Tally the lines that include "Room". Output the number only.

START

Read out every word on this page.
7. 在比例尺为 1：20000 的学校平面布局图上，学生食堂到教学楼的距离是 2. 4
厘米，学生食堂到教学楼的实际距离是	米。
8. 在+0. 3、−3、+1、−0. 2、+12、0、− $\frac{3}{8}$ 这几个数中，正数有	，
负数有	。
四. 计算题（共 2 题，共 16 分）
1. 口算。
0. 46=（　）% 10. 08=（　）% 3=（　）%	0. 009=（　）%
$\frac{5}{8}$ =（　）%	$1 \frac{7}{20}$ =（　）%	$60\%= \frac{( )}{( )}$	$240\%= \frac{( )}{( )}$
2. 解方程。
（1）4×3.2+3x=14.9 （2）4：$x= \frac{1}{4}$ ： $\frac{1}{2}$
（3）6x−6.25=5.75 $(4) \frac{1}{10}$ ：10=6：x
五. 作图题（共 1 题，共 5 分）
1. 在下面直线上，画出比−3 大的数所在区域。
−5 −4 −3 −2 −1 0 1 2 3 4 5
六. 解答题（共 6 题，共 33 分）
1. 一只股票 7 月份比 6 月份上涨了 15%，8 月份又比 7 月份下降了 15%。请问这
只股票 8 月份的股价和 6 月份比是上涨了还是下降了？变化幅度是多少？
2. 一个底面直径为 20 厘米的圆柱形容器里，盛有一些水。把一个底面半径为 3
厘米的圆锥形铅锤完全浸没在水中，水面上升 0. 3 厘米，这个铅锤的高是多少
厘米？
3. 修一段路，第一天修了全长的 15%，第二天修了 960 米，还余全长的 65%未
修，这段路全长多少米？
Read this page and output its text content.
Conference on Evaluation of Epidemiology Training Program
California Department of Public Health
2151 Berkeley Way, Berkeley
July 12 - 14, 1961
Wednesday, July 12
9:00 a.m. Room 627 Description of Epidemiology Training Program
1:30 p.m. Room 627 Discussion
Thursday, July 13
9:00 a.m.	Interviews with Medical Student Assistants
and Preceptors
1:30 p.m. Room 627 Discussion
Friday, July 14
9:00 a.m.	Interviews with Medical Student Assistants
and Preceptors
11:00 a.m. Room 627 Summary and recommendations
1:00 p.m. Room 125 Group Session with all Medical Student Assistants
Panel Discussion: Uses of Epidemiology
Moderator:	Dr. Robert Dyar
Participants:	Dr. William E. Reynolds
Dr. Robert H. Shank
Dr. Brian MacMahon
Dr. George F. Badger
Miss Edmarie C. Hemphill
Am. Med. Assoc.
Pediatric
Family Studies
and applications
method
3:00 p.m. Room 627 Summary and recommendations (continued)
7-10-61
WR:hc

END
START

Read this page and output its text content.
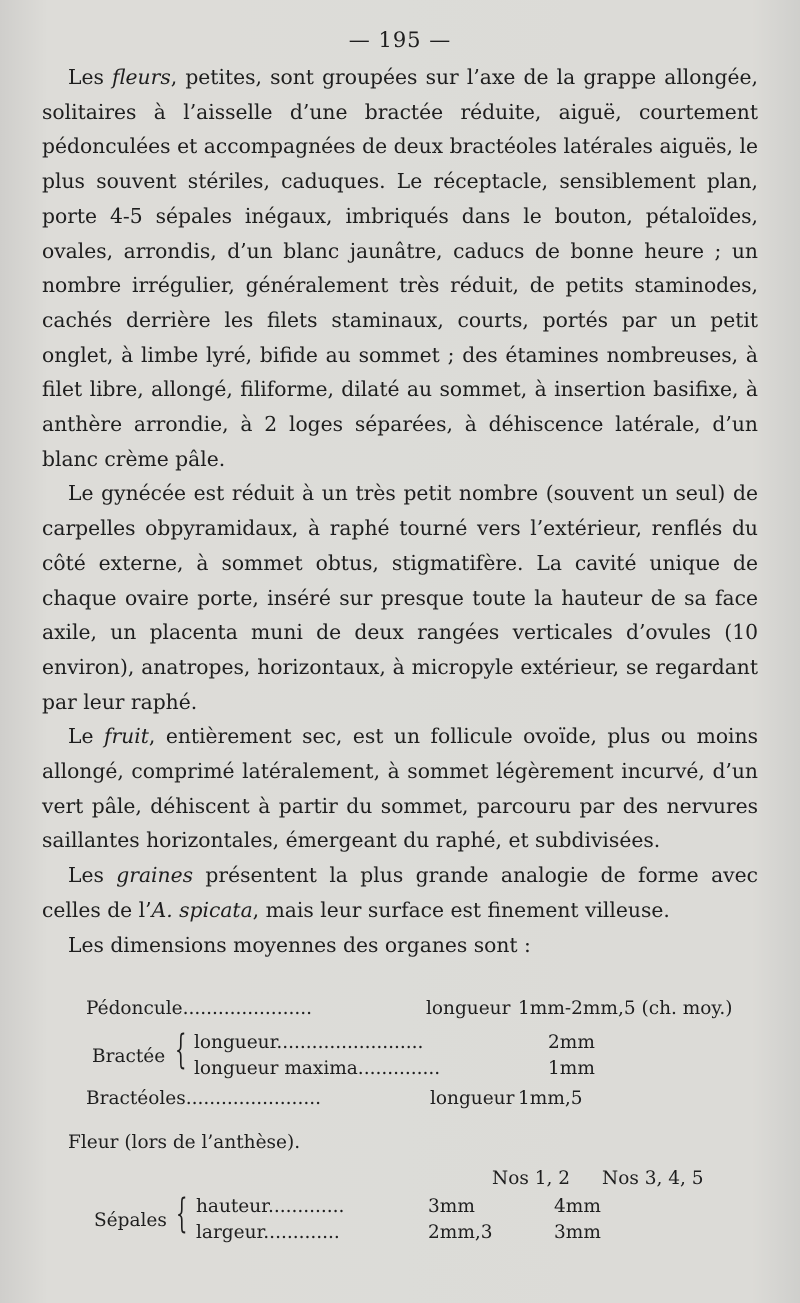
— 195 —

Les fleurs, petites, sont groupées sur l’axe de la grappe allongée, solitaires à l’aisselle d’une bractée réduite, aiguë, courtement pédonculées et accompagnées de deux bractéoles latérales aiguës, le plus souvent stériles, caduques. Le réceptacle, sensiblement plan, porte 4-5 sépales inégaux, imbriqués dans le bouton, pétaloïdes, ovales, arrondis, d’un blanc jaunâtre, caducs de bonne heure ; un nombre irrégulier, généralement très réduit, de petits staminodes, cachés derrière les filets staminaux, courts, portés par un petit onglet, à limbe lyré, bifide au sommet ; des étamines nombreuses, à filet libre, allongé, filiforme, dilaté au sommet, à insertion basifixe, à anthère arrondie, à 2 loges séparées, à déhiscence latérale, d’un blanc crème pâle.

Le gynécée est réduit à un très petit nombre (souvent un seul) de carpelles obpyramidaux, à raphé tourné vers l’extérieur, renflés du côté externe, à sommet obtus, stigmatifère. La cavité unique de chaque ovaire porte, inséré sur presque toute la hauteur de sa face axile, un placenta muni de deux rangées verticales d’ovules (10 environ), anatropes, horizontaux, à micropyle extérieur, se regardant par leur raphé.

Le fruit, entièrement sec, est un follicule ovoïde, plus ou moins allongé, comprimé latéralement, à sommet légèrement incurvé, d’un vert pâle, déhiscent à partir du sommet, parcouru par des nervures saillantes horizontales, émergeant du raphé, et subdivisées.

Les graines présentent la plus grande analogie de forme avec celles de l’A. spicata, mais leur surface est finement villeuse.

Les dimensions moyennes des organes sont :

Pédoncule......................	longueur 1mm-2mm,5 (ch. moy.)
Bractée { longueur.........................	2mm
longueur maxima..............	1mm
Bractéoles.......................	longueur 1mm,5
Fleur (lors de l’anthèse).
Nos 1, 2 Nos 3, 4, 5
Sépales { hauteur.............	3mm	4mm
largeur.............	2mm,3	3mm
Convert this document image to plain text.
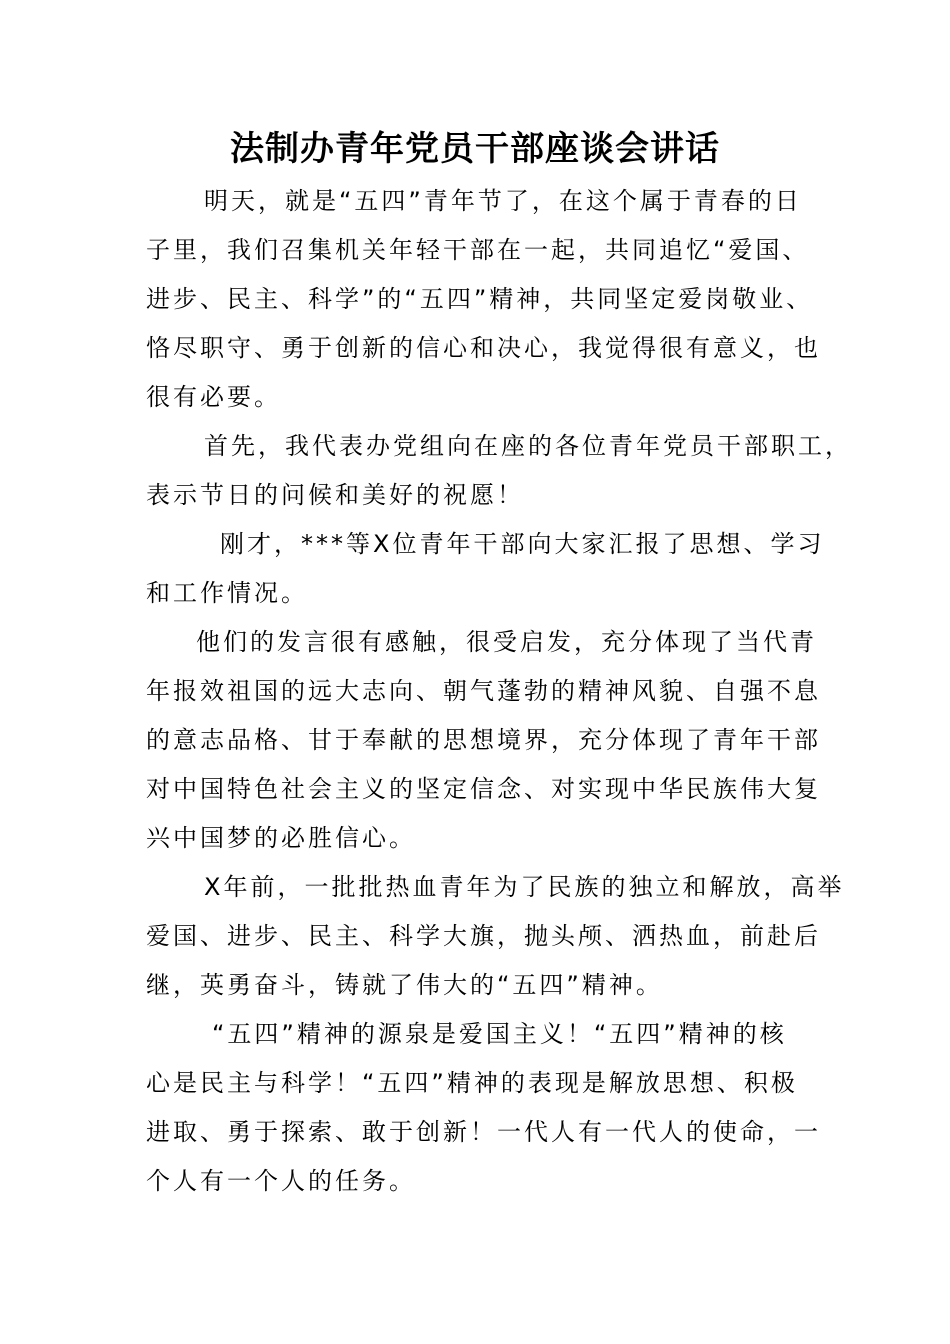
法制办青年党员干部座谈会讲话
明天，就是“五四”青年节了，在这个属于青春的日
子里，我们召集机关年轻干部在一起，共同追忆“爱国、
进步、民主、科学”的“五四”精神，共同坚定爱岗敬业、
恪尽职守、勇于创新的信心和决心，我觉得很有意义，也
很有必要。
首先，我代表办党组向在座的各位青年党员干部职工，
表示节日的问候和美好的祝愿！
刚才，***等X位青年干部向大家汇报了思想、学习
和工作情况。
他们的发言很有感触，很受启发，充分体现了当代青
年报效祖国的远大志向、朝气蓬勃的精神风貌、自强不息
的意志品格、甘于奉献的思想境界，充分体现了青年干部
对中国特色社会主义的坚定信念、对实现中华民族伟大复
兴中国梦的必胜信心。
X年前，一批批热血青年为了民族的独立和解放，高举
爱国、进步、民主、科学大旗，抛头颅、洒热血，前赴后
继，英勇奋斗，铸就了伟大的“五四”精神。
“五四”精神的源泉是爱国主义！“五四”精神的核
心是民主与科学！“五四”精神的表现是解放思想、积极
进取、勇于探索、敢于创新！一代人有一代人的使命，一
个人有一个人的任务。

END
START

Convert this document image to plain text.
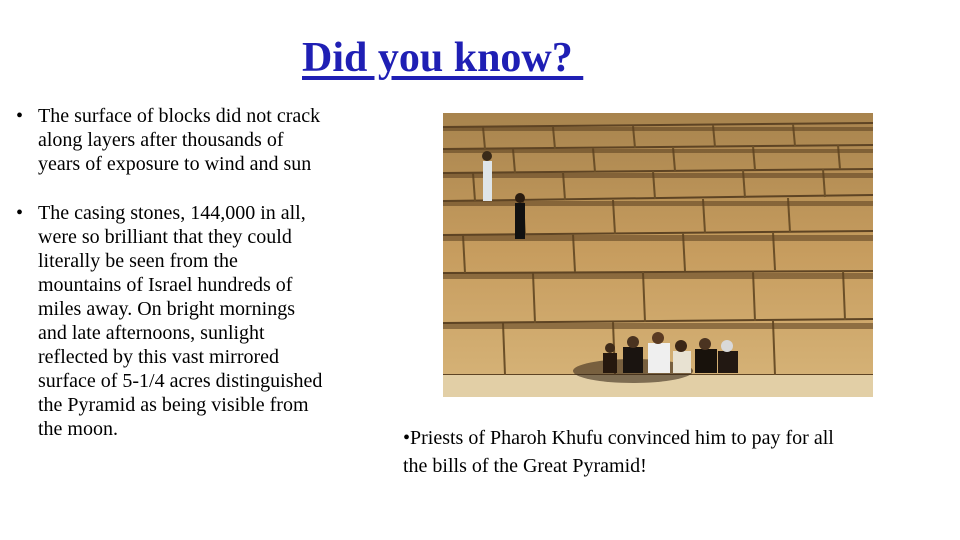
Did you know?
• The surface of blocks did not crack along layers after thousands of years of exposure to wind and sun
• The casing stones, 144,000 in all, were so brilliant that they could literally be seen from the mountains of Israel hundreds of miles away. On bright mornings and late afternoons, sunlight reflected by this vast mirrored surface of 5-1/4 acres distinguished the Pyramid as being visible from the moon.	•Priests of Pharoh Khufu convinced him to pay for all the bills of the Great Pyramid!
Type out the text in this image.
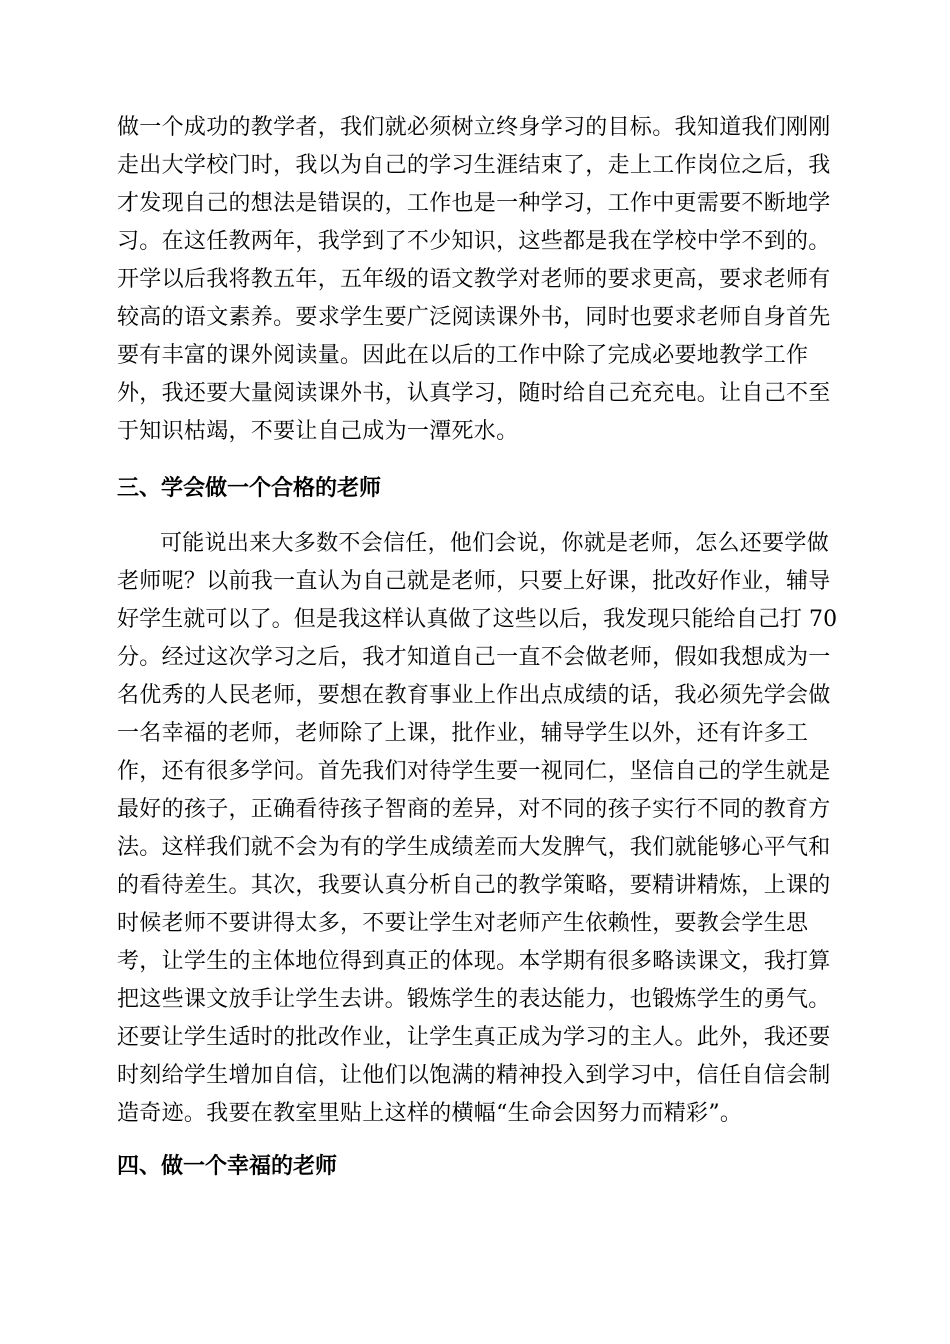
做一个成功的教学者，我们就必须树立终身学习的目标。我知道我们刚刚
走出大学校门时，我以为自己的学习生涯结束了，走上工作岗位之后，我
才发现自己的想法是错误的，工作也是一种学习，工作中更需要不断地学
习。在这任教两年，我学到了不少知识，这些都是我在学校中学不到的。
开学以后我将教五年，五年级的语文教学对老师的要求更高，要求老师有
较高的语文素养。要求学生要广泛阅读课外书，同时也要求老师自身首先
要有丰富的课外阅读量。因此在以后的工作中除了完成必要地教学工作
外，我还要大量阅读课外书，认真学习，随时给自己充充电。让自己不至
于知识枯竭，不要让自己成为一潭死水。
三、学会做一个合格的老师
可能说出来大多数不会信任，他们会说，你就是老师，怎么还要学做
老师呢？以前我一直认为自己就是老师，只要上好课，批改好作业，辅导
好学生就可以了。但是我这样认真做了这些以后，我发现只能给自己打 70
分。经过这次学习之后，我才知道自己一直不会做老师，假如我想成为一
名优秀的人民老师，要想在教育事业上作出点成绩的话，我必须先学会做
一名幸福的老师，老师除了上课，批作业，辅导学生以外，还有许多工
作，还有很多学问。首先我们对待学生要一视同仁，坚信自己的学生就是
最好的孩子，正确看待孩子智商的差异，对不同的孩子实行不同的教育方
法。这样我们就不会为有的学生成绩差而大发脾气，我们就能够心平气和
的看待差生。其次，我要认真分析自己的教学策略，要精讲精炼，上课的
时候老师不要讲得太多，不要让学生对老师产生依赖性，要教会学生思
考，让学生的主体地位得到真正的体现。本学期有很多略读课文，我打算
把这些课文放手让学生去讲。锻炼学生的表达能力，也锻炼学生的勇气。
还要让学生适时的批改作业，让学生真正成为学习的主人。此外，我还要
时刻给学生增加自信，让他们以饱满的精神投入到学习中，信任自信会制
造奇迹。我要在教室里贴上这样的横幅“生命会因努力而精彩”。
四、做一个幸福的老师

END

- Response for this exercise -
6